Task description - Below are records. Copy every line with "tomorrow" in it.

Data items
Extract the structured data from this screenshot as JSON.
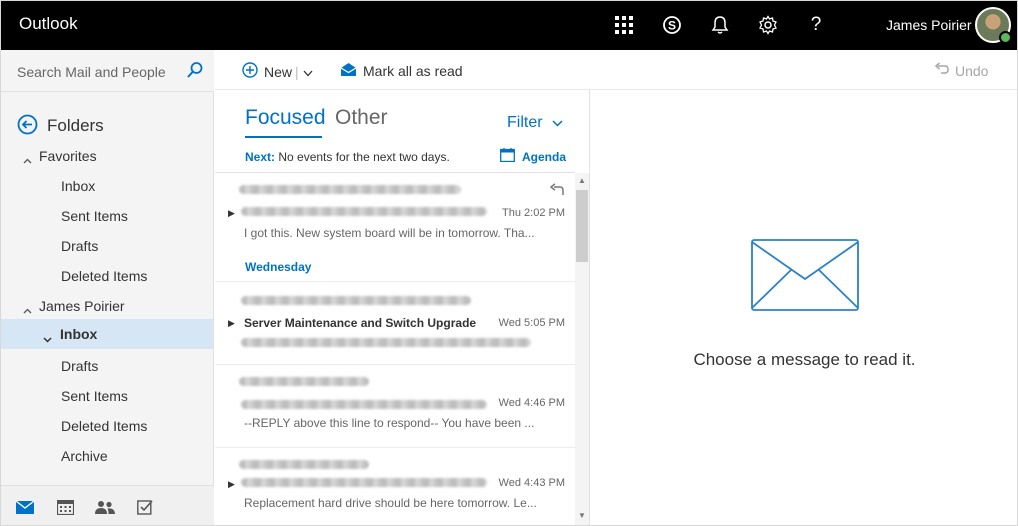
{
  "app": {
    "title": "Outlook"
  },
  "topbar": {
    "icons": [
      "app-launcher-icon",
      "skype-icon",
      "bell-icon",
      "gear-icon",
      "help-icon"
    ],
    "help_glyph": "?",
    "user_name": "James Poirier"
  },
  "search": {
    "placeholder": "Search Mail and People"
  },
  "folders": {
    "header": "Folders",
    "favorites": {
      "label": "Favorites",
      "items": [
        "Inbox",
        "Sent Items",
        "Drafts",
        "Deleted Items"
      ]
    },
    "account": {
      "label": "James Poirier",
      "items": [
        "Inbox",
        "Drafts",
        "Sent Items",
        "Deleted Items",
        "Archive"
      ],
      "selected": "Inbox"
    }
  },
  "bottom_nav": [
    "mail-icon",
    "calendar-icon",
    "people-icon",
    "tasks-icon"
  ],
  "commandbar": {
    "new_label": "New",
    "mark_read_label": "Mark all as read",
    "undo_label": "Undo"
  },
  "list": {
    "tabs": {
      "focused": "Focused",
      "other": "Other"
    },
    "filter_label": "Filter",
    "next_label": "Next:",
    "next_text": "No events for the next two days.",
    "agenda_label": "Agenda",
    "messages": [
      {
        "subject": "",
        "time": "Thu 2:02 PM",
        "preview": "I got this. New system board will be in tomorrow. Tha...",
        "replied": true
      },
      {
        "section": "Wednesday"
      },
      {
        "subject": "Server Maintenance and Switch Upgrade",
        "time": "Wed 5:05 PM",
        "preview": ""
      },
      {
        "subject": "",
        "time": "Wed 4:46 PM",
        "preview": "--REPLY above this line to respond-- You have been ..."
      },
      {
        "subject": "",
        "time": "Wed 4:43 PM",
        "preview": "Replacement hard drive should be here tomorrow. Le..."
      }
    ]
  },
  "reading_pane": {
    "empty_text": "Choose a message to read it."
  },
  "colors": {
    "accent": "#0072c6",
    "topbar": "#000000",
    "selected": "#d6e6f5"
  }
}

Solution to this task -
        "preview": "I got this. New system board will be in tomorrow. Tha...",
        "preview": "Replacement hard drive should be here tomorrow. Le..."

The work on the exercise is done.